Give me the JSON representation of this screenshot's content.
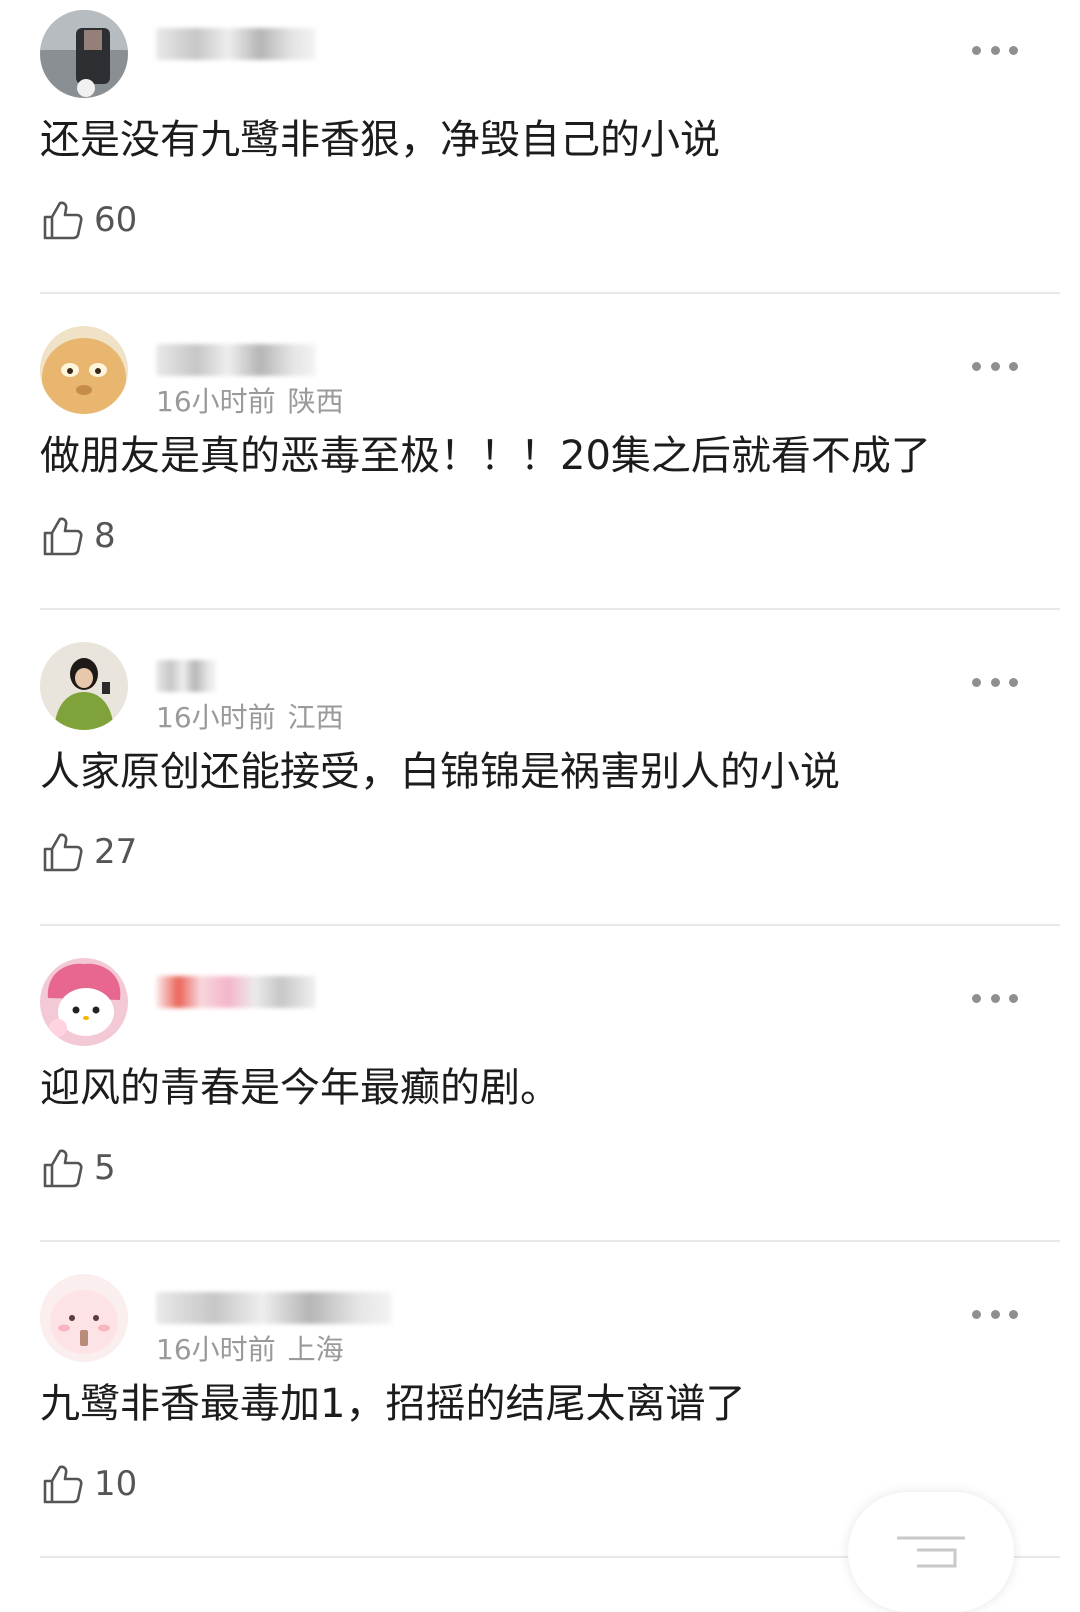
{
  "comments": [
    {
      "username": "",
      "time": "",
      "region": "",
      "text": "还是没有九鹭非香狠，净毁自己的小说",
      "likes": "60"
    },
    {
      "username": "",
      "time": "16小时前",
      "region": "陕西",
      "text": "做朋友是真的恶毒至极！！！20集之后就看不成了",
      "likes": "8"
    },
    {
      "username": "",
      "time": "16小时前",
      "region": "江西",
      "text": "人家原创还能接受，白锦锦是祸害别人的小说",
      "likes": "27"
    },
    {
      "username": "",
      "time": "",
      "region": "",
      "text": "迎风的青春是今年最癫的剧。",
      "likes": "5"
    },
    {
      "username": "",
      "time": "16小时前",
      "region": "上海",
      "text": "九鹭非香最毒加1，招摇的结尾太离谱了",
      "likes": "10"
    }
  ],
  "icons": {
    "like": "thumbs-up-icon",
    "more": "more-dots-icon"
  },
  "colors": {
    "text": "#1c1c1c",
    "meta": "#9a9a9a",
    "divider": "#e9e9e9"
  }
}
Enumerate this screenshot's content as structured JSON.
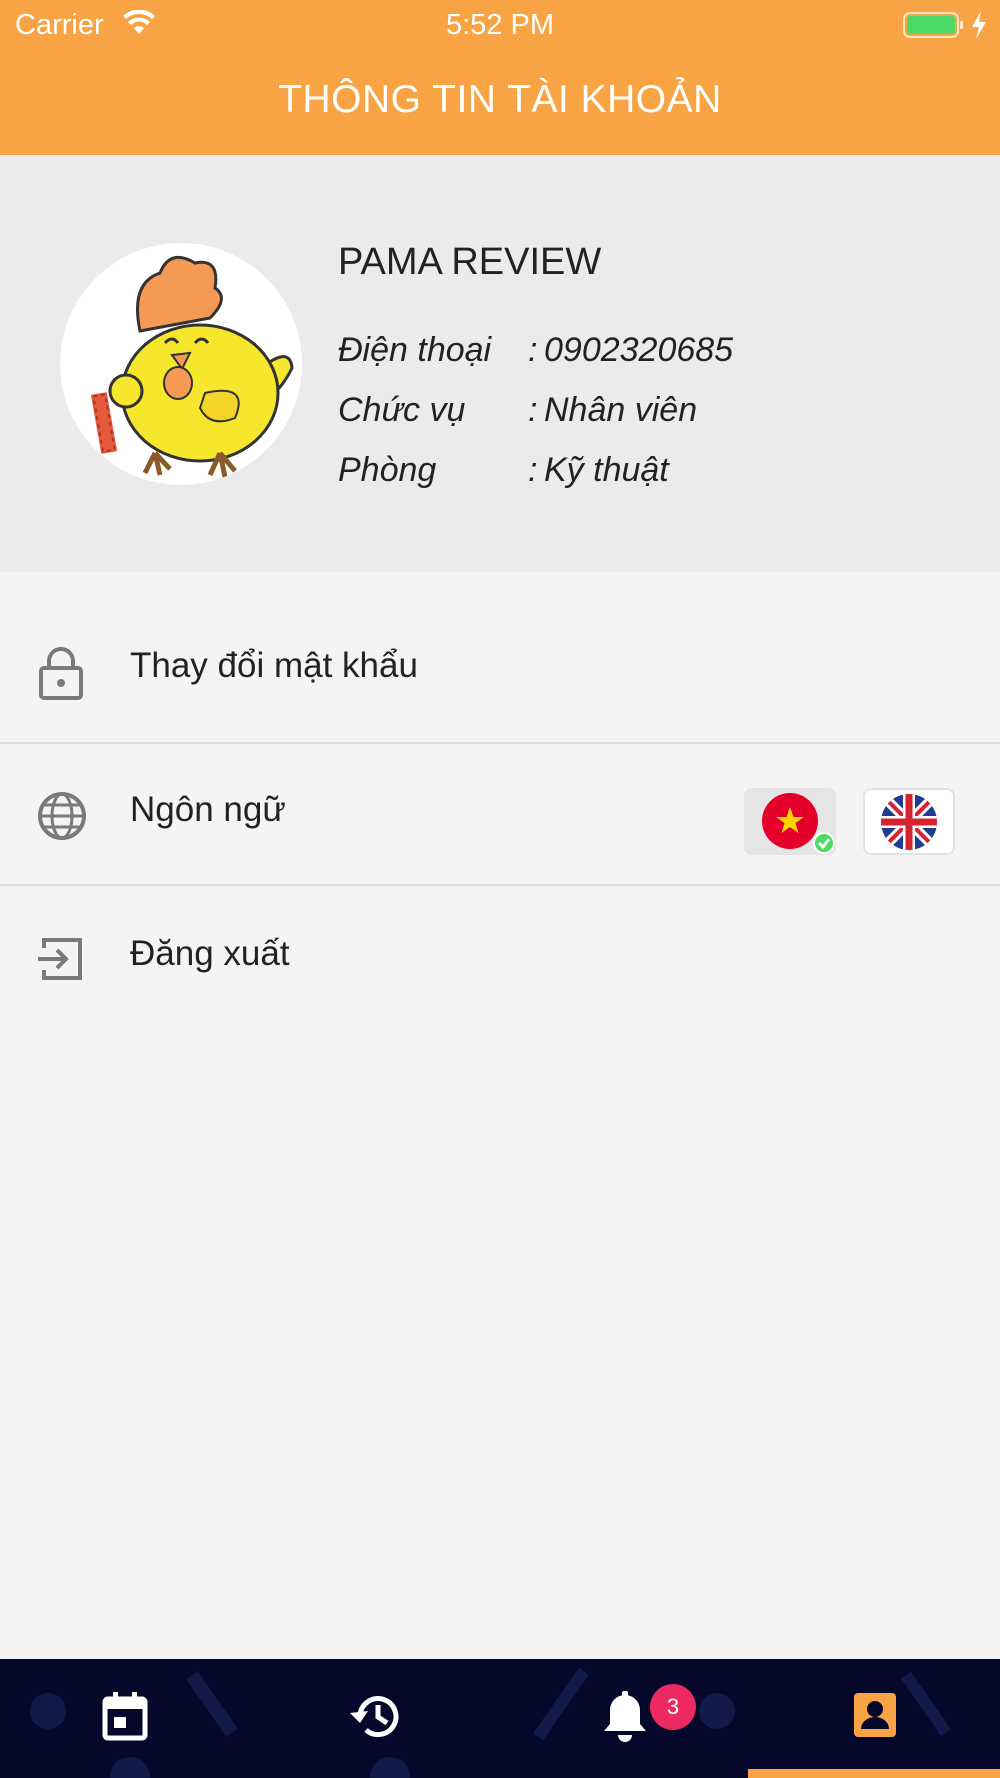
{
  "status_bar": {
    "carrier": "Carrier",
    "time": "5:52 PM",
    "wifi_icon": "wifi-icon",
    "battery_icon": "battery-icon",
    "charging_icon": "charging-bolt-icon"
  },
  "header": {
    "title": "THÔNG TIN TÀI KHOẢN",
    "color": "#f8a444"
  },
  "profile": {
    "name": "PAMA REVIEW",
    "fields": [
      {
        "label": "Điện thoại",
        "separator": ":",
        "value": "0902320685"
      },
      {
        "label": "Chức vụ",
        "separator": ":",
        "value": "Nhân viên"
      },
      {
        "label": "Phòng",
        "separator": ":",
        "value": "Kỹ thuật"
      }
    ],
    "avatar_icon": "chicken-mascot-avatar"
  },
  "menu": [
    {
      "label": "Thay đổi mật khẩu",
      "icon": "lock-icon"
    },
    {
      "label": "Ngôn ngữ",
      "icon": "globe-icon"
    },
    {
      "label": "Đăng xuất",
      "icon": "logout-icon"
    }
  ],
  "language": {
    "options": [
      {
        "code": "vi",
        "icon": "vietnam-flag-icon",
        "selected": true
      },
      {
        "code": "en",
        "icon": "uk-flag-icon",
        "selected": false
      }
    ]
  },
  "tab_bar": {
    "tabs": [
      {
        "icon": "calendar-icon",
        "active": false
      },
      {
        "icon": "history-icon",
        "active": false
      },
      {
        "icon": "bell-icon",
        "active": false
      },
      {
        "icon": "person-icon",
        "active": true
      }
    ],
    "notification_count": "3",
    "background": "#05082b",
    "active_color": "#f8a444",
    "badge_color": "#ec2a61"
  }
}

• [Stated exercise] Print each line of the material above exactly, with the pictures removed from your copy.

• [Expected output]
Give me the JSON representation of this screenshot's content.
{
  "comments": [
    {
      "username": "",
      "time": "",
      "region": "",
      "text": "还是没有九鹭非香狠，净毁自己的小说",
      "likes": "60"
    },
    {
      "username": "",
      "time": "16小时前",
      "region": "陕西",
      "text": "做朋友是真的恶毒至极！！！20集之后就看不成了",
      "likes": "8"
    },
    {
      "username": "",
      "time": "16小时前",
      "region": "江西",
      "text": "人家原创还能接受，白锦锦是祸害别人的小说",
      "likes": "27"
    },
    {
      "username": "",
      "time": "",
      "region": "",
      "text": "迎风的青春是今年最癫的剧。",
      "likes": "5"
    },
    {
      "username": "",
      "time": "16小时前",
      "region": "上海",
      "text": "九鹭非香最毒加1，招摇的结尾太离谱了",
      "likes": "10"
    }
  ],
  "icons": {
    "like": "thumbs-up-icon",
    "more": "more-dots-icon"
  },
  "colors": {
    "text": "#1c1c1c",
    "meta": "#9a9a9a",
    "divider": "#e9e9e9"
  }
}
Enumerate this screenshot's content as structured JSON.
{
  "status_bar": {
    "carrier": "Carrier",
    "time": "5:52 PM",
    "wifi_icon": "wifi-icon",
    "battery_icon": "battery-icon",
    "charging_icon": "charging-bolt-icon"
  },
  "header": {
    "title": "THÔNG TIN TÀI KHOẢN",
    "color": "#f8a444"
  },
  "profile": {
    "name": "PAMA REVIEW",
    "fields": [
      {
        "label": "Điện thoại",
        "separator": ":",
        "value": "0902320685"
      },
      {
        "label": "Chức vụ",
        "separator": ":",
        "value": "Nhân viên"
      },
      {
        "label": "Phòng",
        "separator": ":",
        "value": "Kỹ thuật"
      }
    ],
    "avatar_icon": "chicken-mascot-avatar"
  },
  "menu": [
    {
      "label": "Thay đổi mật khẩu",
      "icon": "lock-icon"
    },
    {
      "label": "Ngôn ngữ",
      "icon": "globe-icon"
    },
    {
      "label": "Đăng xuất",
      "icon": "logout-icon"
    }
  ],
  "language": {
    "options": [
      {
        "code": "vi",
        "icon": "vietnam-flag-icon",
        "selected": true
      },
      {
        "code": "en",
        "icon": "uk-flag-icon",
        "selected": false
      }
    ]
  },
  "tab_bar": {
    "tabs": [
      {
        "icon": "calendar-icon",
        "active": false
      },
      {
        "icon": "history-icon",
        "active": false
      },
      {
        "icon": "bell-icon",
        "active": false
      },
      {
        "icon": "person-icon",
        "active": true
      }
    ],
    "notification_count": "3",
    "background": "#05082b",
    "active_color": "#f8a444",
    "badge_color": "#ec2a61"
  }
}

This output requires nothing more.